_EXERCISE PROMPT_: Output every line of the rows below as a JSON array of strings, one string per line, skipping blank lines and leaving out the pictures.
BEGIN
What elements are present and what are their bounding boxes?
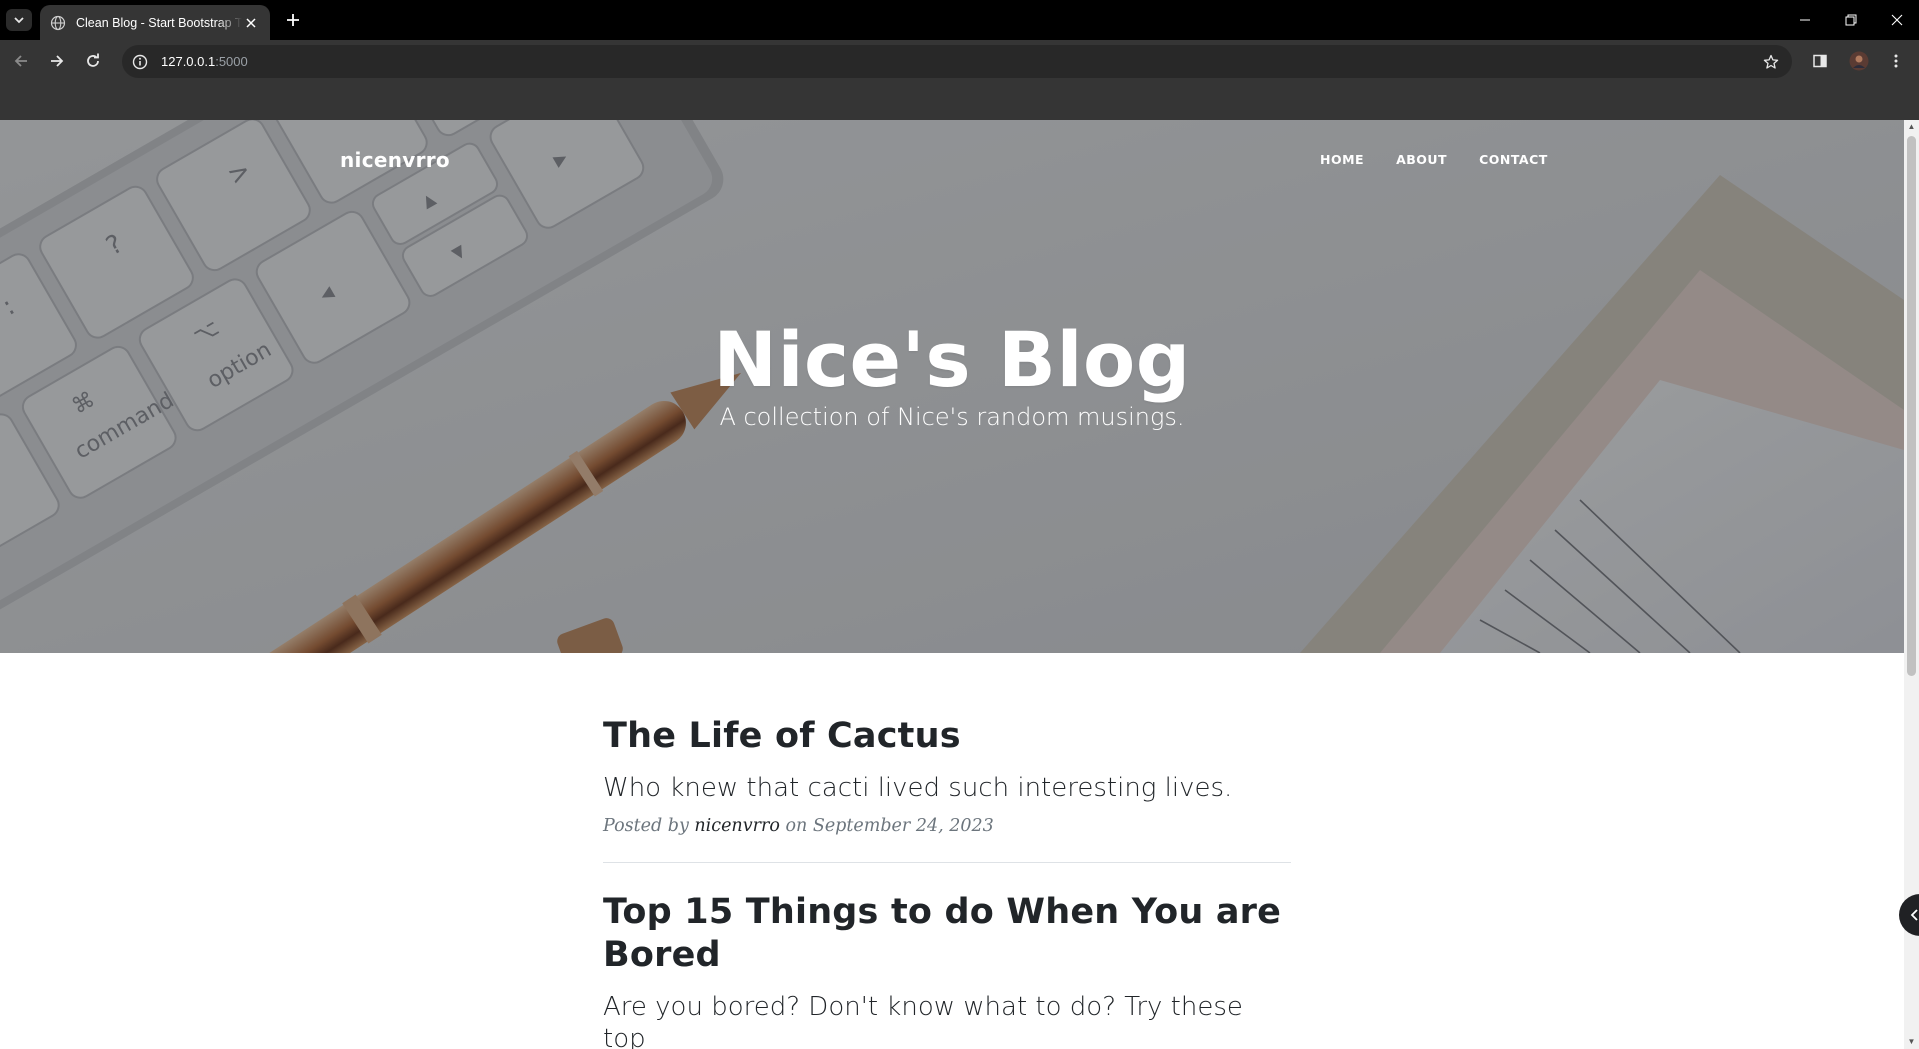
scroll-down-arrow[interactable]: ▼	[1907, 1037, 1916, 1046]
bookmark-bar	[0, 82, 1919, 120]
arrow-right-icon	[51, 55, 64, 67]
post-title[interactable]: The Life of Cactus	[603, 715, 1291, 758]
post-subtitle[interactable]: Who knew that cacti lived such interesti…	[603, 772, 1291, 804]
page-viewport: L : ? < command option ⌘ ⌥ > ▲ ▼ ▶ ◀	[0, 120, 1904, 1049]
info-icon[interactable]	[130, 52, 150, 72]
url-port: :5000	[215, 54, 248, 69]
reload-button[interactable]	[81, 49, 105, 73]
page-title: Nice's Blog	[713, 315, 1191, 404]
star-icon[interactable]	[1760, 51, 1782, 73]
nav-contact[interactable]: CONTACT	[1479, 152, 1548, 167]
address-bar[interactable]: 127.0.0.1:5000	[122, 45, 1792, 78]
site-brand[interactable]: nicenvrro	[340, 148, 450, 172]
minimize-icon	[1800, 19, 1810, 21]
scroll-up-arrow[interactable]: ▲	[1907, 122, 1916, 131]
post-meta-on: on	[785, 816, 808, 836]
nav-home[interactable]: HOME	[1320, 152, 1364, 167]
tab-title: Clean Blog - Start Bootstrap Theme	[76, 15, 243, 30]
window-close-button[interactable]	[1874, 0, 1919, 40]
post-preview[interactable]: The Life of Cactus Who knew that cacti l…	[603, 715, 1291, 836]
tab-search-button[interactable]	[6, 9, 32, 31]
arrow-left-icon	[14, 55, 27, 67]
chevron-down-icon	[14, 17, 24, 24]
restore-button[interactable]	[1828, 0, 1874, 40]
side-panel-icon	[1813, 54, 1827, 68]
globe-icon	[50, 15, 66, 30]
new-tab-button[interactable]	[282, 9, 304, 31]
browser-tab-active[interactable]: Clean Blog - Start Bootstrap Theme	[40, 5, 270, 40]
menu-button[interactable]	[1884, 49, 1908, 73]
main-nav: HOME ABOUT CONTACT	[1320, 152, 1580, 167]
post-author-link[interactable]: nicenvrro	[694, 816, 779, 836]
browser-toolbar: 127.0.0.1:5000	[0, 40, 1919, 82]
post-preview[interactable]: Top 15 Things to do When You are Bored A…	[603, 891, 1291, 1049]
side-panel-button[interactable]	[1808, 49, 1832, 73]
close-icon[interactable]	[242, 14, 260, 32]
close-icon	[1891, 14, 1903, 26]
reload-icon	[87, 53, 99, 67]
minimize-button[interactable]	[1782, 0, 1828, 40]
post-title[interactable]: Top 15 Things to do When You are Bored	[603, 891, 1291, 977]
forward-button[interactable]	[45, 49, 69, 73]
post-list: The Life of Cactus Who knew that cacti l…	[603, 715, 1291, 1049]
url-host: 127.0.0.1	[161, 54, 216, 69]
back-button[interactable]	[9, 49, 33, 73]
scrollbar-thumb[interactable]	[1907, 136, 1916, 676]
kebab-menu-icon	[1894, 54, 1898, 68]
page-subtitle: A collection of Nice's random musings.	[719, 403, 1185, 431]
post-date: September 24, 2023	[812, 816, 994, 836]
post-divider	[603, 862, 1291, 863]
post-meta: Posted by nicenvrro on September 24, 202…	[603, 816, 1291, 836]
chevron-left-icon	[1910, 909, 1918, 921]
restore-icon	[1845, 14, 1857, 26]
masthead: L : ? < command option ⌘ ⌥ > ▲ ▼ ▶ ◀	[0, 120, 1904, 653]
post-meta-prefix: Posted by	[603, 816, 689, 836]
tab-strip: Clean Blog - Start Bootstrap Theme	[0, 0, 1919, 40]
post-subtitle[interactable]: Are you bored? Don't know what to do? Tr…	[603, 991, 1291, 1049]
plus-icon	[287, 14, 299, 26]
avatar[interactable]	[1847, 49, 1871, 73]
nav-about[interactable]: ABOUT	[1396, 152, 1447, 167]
END
_CORRECT ANSWER_:
[
  "What elements are present and what are their bounding boxes?",
  "scroll-down-arrow[interactable]: ▼\t[1907, 1037, 1916, 1046]",
  "bookmark-bar\t[0, 82, 1919, 120]",
  "arrow-right-icon\t[51, 55, 64, 67]",
  "post-title[interactable]: The Life of Cactus\t[603, 715, 1291, 758]",
  "post-subtitle[interactable]: Who knew that cacti lived such interesti…\t[603, 772, 1291, 804]",
  "page-viewport: L : ? < command option ⌘ ⌥ > ▲ ▼ ▶ ◀\t[0, 120, 1904, 1049]",
  "info-icon[interactable]\t[130, 52, 150, 72]",
  "url-port: :5000\t[215, 54, 248, 69]",
  "reload-button[interactable]\t[81, 49, 105, 73]",
  "page-title: Nice's Blog\t[713, 315, 1191, 404]",
  "star-icon[interactable]\t[1760, 51, 1782, 73]",
  "nav-contact[interactable]: CONTACT\t[1479, 152, 1548, 167]",
  "address-bar[interactable]: 127.0.0.1:5000\t[122, 45, 1792, 78]",
  "site-brand[interactable]: nicenvrro\t[340, 148, 450, 172]",
  "minimize-icon\t[1800, 19, 1810, 21]",
  "scroll-up-arrow[interactable]: ▲\t[1907, 122, 1916, 131]",
  "post-meta-on: on\t[785, 816, 808, 836]",
  "nav-home[interactable]: HOME\t[1320, 152, 1364, 167]",
  "tab-title: Clean Blog - Start Bootstrap Theme\t[76, 15, 243, 30]",
  "window-close-button[interactable]\t[1874, 0, 1919, 40]",
  "post-preview[interactable]: The Life of Cactus Who knew that cacti l…\t[603, 715, 1291, 836]",
  "tab-search-button[interactable]\t[6, 9, 32, 31]",
  "arrow-left-icon\t[14, 55, 27, 67]",
  "chevron-down-icon\t[14, 17, 24, 24]",
  "restore-button[interactable]\t[1828, 0, 1874, 40]",
  "side-panel-icon\t[1813, 54, 1827, 68]",
  "globe-icon\t[50, 15, 66, 30]",
  "new-tab-button[interactable]\t[282, 9, 304, 31]",
  "browser-tab-active[interactable]: Clean Blog - Start Bootstrap Theme\t[40, 5, 270, 40]",
  "menu-button[interactable]\t[1884, 49, 1908, 73]",
  "main-nav: HOME ABOUT CONTACT\t[1320, 152, 1580, 167]",
  "post-author-link[interactable]: nicenvrro\t[694, 816, 779, 836]",
  "browser-toolbar: 127.0.0.1:5000\t[0, 40, 1919, 82]",
  "post-preview[interactable]: Top 15 Things to do When You are Bored A…\t[603, 891, 1291, 1049]",
  "side-panel-button[interactable]\t[1808, 49, 1832, 73]",
  "close-icon[interactable]\t[242, 14, 260, 32]",
  "close-icon\t[1891, 14, 1903, 26]",
  "reload-icon\t[87, 53, 99, 67]",
  "minimize-button[interactable]\t[1782, 0, 1828, 40]",
  "post-title[interactable]: Top 15 Things to do When You are Bored\t[603, 891, 1291, 977]",
  "forward-button[interactable]\t[45, 49, 69, 73]",
  "post-list: The Life of Cactus Who knew that cacti l…\t[603, 715, 1291, 1049]",
  "url-host: 127.0.0.1\t[161, 54, 216, 69]",
  "back-button[interactable]\t[9, 49, 33, 73]",
  "scrollbar-thumb[interactable]\t[1907, 136, 1916, 676]",
  "kebab-menu-icon\t[1894, 54, 1898, 68]",
  "page-subtitle: A collection of Nice's random musings.\t[719, 403, 1185, 431]",
  "post-date: September 24, 2023\t[812, 816, 994, 836]",
  "post-divider\t[603, 862, 1291, 863]",
  "post-meta: Posted by nicenvrro on September 24, 202…\t[603, 816, 1291, 836]",
  "chevron-left-icon\t[1910, 909, 1918, 921]",
  "restore-icon\t[1845, 14, 1857, 26]",
  "masthead: L : ? < command option ⌘ ⌥ > ▲ ▼ ▶ ◀\t[0, 120, 1904, 653]",
  "post-meta-prefix: Posted by\t[603, 816, 689, 836]",
  "tab-strip: Clean Blog - Start Bootstrap Theme\t[0, 0, 1919, 40]",
  "post-subtitle[interactable]: Are you bored? Don't know what to do? Tr…\t[603, 991, 1291, 1049]",
  "plus-icon\t[287, 14, 299, 26]",
  "avatar[interactable]\t[1847, 49, 1871, 73]",
  "nav-about[interactable]: ABOUT\t[1396, 152, 1447, 167]"
]